- **Stated goal**:
Starting at the line with "Extract the structured", copy each line through the last one below exactly as written, without any pictures.

- **Listed entries**:
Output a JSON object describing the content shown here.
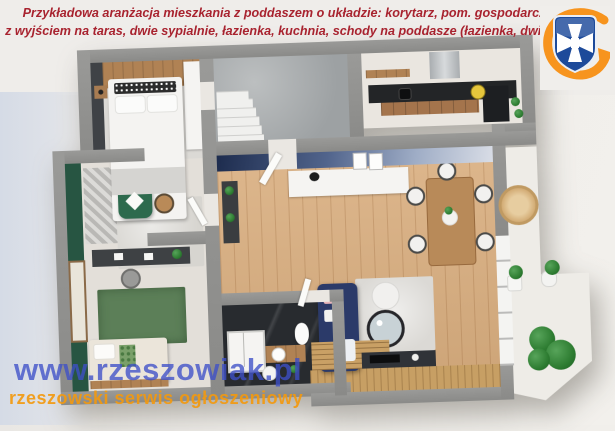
{
  "header": {
    "line1": "Przykładowa aranżacja mieszkania z poddaszem o układzie:  korytarz, pom. gospodarcze, salon",
    "line2": "z wyjściem na taras, dwie sypialnie, łazienka, kuchnia, schody na poddasze (łazienka, dwie sypialnie)",
    "text_color": "#a8232f"
  },
  "logo": {
    "name": "rzeszowiak-shield-logo",
    "shield_color": "#1d4a9a",
    "cross_color": "#ffffff",
    "swoosh_color": "#f7941e"
  },
  "watermark": {
    "site": "www.rzeszowiak.pl",
    "tagline": "rzeszowski serwis ogłoszeniowy",
    "site_color": "#3e50c8",
    "tagline_color": "#f2990f"
  },
  "floorplan": {
    "type": "3d-top-down-apartment-render",
    "wall_color": "#8f8f8d",
    "rooms": [
      {
        "id": "bedroom-1",
        "palette": [
          "#3f4246",
          "#b08254",
          "#f4f3f1"
        ]
      },
      {
        "id": "utility-stairs-room",
        "palette": [
          "#a8acad",
          "#f0f0ee"
        ]
      },
      {
        "id": "kitchen",
        "palette": [
          "#232527",
          "#a4744c",
          "#e6c63c"
        ]
      },
      {
        "id": "living-dining-room",
        "palette": [
          "#d8ad7e",
          "#1d2c4e",
          "#b88a59"
        ]
      },
      {
        "id": "bedroom-2",
        "palette": [
          "#275542",
          "#5c7f58",
          "#ebe5da"
        ]
      },
      {
        "id": "bathroom",
        "palette": [
          "#282b2f",
          "#fbfbfa"
        ]
      },
      {
        "id": "living-room-salon",
        "palette": [
          "#2b3a69",
          "#dbd9d5",
          "#303338"
        ]
      },
      {
        "id": "terrace",
        "palette": [
          "#edebe6",
          "#2e7d32",
          "#c79f64"
        ]
      }
    ]
  }
}
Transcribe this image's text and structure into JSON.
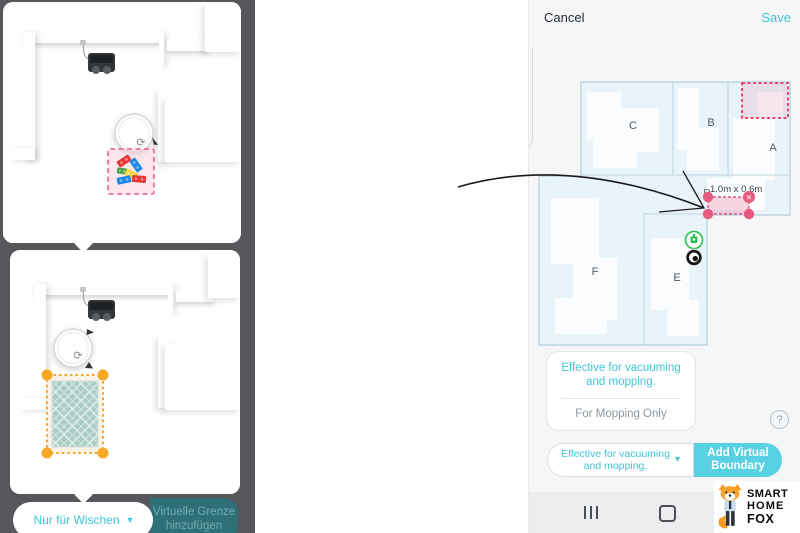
{
  "colors": {
    "accent_cyan": "#41C5D6",
    "add_button_bg": "#58D1E3",
    "boundary_pink": "#E8517A",
    "nogo_zone_red": "#E8486E",
    "rug_handle_orange": "#F5A623",
    "dock_green": "#27C24C",
    "mop_button_teal_bg": "#2E6F78",
    "left_backdrop_gray": "#56575A"
  },
  "left_panel": {
    "mop_only_button": {
      "label": "Nur für Wischen",
      "caret": "▾"
    },
    "add_boundary_button": {
      "line1": "Virtuelle Grenze",
      "line2": "hinzufügen"
    }
  },
  "phone": {
    "header": {
      "cancel": "Cancel",
      "save": "Save"
    },
    "map": {
      "rooms": [
        {
          "label": "A"
        },
        {
          "label": "B"
        },
        {
          "label": "C"
        },
        {
          "label": "D"
        },
        {
          "label": "E"
        },
        {
          "label": "F"
        }
      ],
      "boundary_dimensions": "1.0m x 0.6m",
      "delete_glyph": "✕"
    },
    "popup": {
      "primary_line1": "Effective for vacuuming",
      "primary_line2": "and mopping.",
      "secondary": "For Mopping Only"
    },
    "help_glyph": "?",
    "toolbar": {
      "mode_dropdown_line1": "Effective for vacuuming",
      "mode_dropdown_line2": "and mopping.",
      "caret": "▾",
      "add_button_line1": "Add Virtual",
      "add_button_line2": "Boundary"
    },
    "logo": {
      "word1": "SMART",
      "word2": "HOME",
      "word3": "FOX"
    }
  }
}
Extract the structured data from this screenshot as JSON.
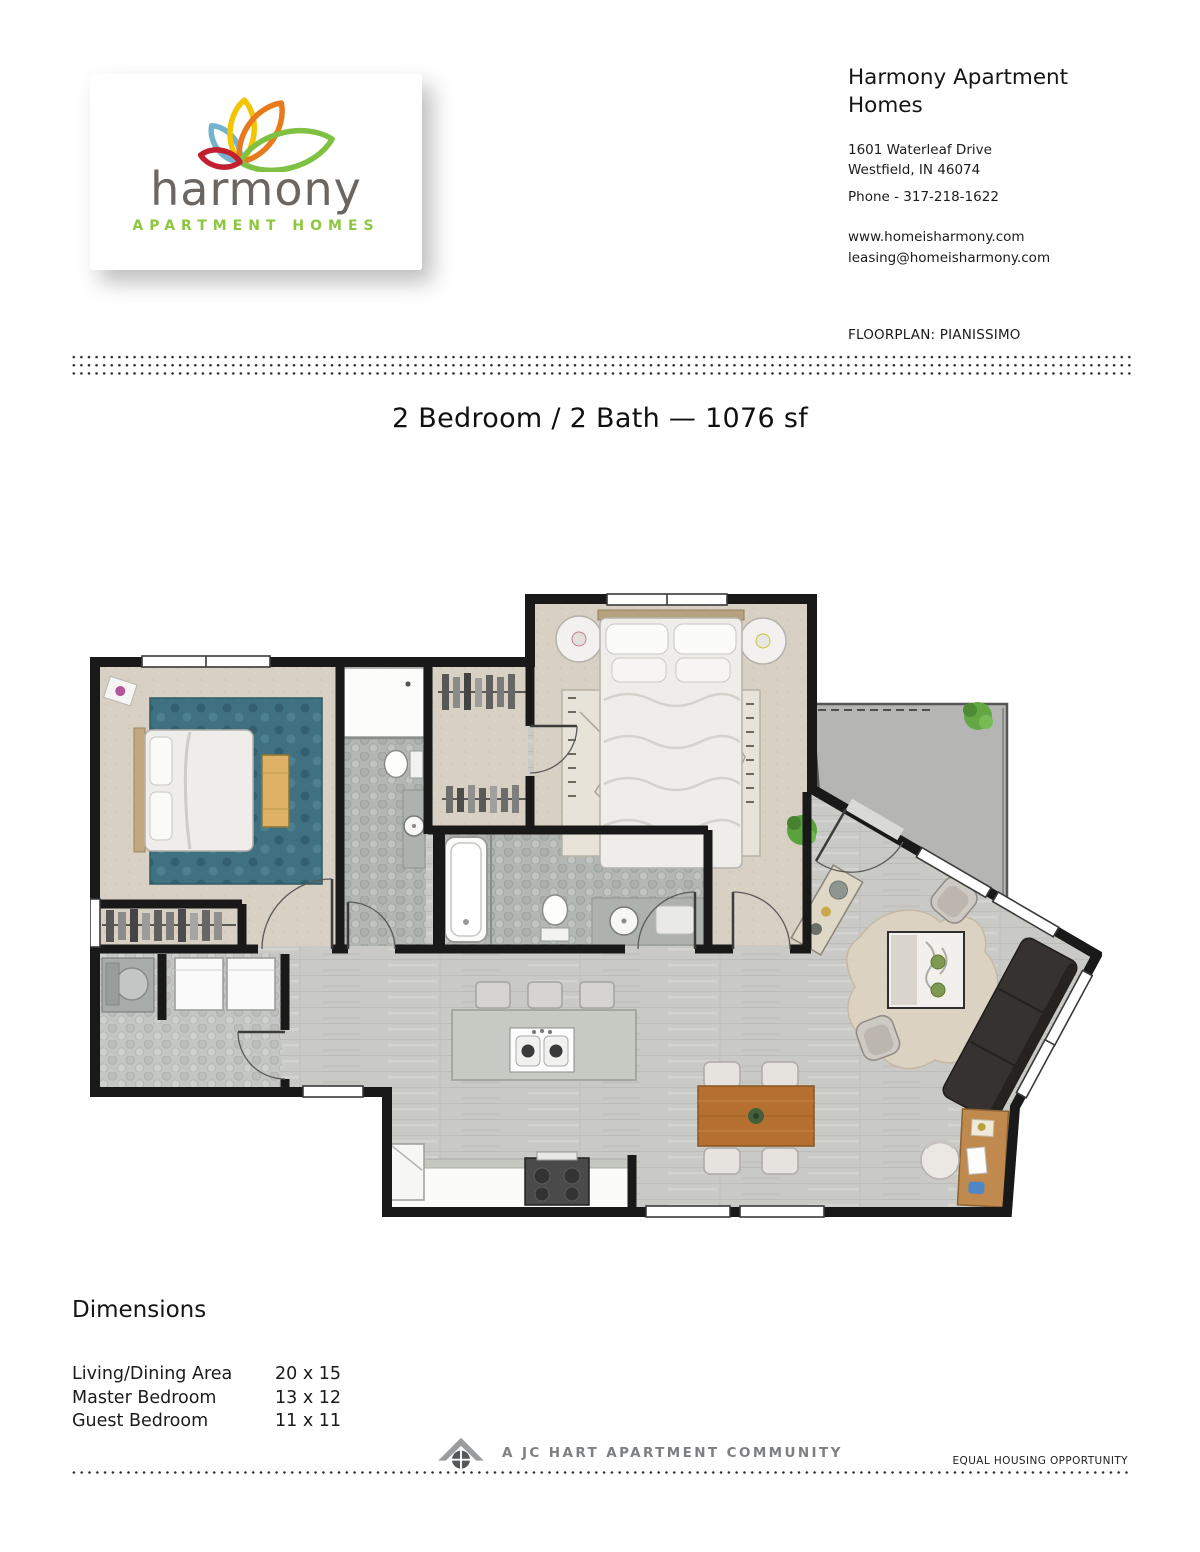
{
  "colors": {
    "brand-green": "#8dc63f",
    "brand-gray": "#6b6662",
    "petal-blue": "#74b3cd",
    "petal-yellow": "#f2c500",
    "petal-orange": "#e87a1e",
    "petal-green": "#7fc142",
    "petal-red": "#c21f2f",
    "ink": "#1b1b1b",
    "wall": "#191919",
    "carpet": "#d7d0c3",
    "tile": "#b3b7b4",
    "wood-floor": "#c9c9c6",
    "patio": "#b5b6b3",
    "rug-teal": "#3f7180",
    "sofa": "#35322f",
    "table-wood": "#b5702f",
    "desk-wood": "#c08a4e",
    "bench": "#ddb267",
    "footer-gray": "#7d7f82"
  },
  "logo": {
    "brand": "harmony",
    "tagline": "APARTMENT HOMES"
  },
  "contact": {
    "title": "Harmony Apartment Homes",
    "address_line1": "1601 Waterleaf Drive",
    "address_line2": "Westfield, IN 46074",
    "phone": "Phone - 317-218-1622",
    "website": "www.homeisharmony.com",
    "email": "leasing@homeisharmony.com"
  },
  "floorplan": {
    "label": "FLOORPLAN: PIANISSIMO",
    "title": "2 Bedroom / 2 Bath — 1076 sf"
  },
  "dimensions": {
    "heading": "Dimensions",
    "rows": [
      {
        "label": "Living/Dining Area",
        "value": "20 x 15"
      },
      {
        "label": "Master Bedroom",
        "value": "13 x 12"
      },
      {
        "label": "Guest Bedroom",
        "value": "11 x 11"
      }
    ]
  },
  "footer": {
    "community": "A JC HART APARTMENT COMMUNITY",
    "equal_housing": "EQUAL HOUSING OPPORTUNITY"
  }
}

- **Answer to the exercise**:
Extract the structured data from this screenshot as JSON.
{
  "colors": {
    "brand-green": "#8dc63f",
    "brand-gray": "#6b6662",
    "petal-blue": "#74b3cd",
    "petal-yellow": "#f2c500",
    "petal-orange": "#e87a1e",
    "petal-green": "#7fc142",
    "petal-red": "#c21f2f",
    "ink": "#1b1b1b",
    "wall": "#191919",
    "carpet": "#d7d0c3",
    "tile": "#b3b7b4",
    "wood-floor": "#c9c9c6",
    "patio": "#b5b6b3",
    "rug-teal": "#3f7180",
    "sofa": "#35322f",
    "table-wood": "#b5702f",
    "desk-wood": "#c08a4e",
    "bench": "#ddb267",
    "footer-gray": "#7d7f82"
  },
  "logo": {
    "brand": "harmony",
    "tagline": "APARTMENT HOMES"
  },
  "contact": {
    "title": "Harmony Apartment Homes",
    "address_line1": "1601 Waterleaf Drive",
    "address_line2": "Westfield, IN 46074",
    "phone": "Phone - 317-218-1622",
    "website": "www.homeisharmony.com",
    "email": "leasing@homeisharmony.com"
  },
  "floorplan": {
    "label": "FLOORPLAN: PIANISSIMO",
    "title": "2 Bedroom / 2 Bath — 1076 sf"
  },
  "dimensions": {
    "heading": "Dimensions",
    "rows": [
      {
        "label": "Living/Dining Area",
        "value": "20 x 15"
      },
      {
        "label": "Master Bedroom",
        "value": "13 x 12"
      },
      {
        "label": "Guest Bedroom",
        "value": "11 x 11"
      }
    ]
  },
  "footer": {
    "community": "A JC HART APARTMENT COMMUNITY",
    "equal_housing": "EQUAL HOUSING OPPORTUNITY"
  }
}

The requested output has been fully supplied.